- **Your objective**
Reproduce all entries word for word.

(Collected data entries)
--*--
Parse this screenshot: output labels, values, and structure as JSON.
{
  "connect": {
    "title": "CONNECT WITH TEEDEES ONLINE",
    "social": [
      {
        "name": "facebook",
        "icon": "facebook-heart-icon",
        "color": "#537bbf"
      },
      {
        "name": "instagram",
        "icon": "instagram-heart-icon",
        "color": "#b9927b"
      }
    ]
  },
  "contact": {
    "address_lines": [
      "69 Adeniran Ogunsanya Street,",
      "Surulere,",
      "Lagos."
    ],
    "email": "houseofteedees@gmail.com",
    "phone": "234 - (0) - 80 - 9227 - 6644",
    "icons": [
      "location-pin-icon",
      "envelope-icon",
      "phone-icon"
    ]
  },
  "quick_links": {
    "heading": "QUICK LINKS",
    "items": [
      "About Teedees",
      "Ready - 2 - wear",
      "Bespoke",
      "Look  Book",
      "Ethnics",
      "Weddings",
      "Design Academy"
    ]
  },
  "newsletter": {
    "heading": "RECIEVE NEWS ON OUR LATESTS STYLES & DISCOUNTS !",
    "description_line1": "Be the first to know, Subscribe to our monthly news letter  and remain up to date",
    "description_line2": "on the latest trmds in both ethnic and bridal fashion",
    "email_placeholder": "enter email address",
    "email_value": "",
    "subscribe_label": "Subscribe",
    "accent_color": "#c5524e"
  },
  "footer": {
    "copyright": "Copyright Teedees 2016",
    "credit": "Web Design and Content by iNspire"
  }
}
--*--
- **Output of the exercise**
Parse this screenshot: output labels, values, and structure as JSON.
{
  "connect": {
    "title": "CONNECT WITH TEEDEES ONLINE",
    "social": [
      {
        "name": "facebook",
        "icon": "facebook-heart-icon",
        "color": "#537bbf"
      },
      {
        "name": "instagram",
        "icon": "instagram-heart-icon",
        "color": "#b9927b"
      }
    ]
  },
  "contact": {
    "address_lines": [
      "69 Adeniran Ogunsanya Street,",
      "Surulere,",
      "Lagos."
    ],
    "email": "houseofteedees@gmail.com",
    "phone": "234 - (0) - 80 - 9227 - 6644",
    "icons": [
      "location-pin-icon",
      "envelope-icon",
      "phone-icon"
    ]
  },
  "quick_links": {
    "heading": "QUICK LINKS",
    "items": [
      "About Teedees",
      "Ready - 2 - wear",
      "Bespoke",
      "Look  Book",
      "Ethnics",
      "Weddings",
      "Design Academy"
    ]
  },
  "newsletter": {
    "heading": "RECIEVE NEWS ON OUR LATESTS STYLES & DISCOUNTS !",
    "description_line1": "Be the first to know, Subscribe to our monthly news letter  and remain up to date",
    "description_line2": "on the latest trmds in both ethnic and bridal fashion",
    "email_placeholder": "enter email address",
    "email_value": "",
    "subscribe_label": "Subscribe",
    "accent_color": "#c5524e"
  },
  "footer": {
    "copyright": "Copyright Teedees 2016",
    "credit": "Web Design and Content by iNspire"
  }
}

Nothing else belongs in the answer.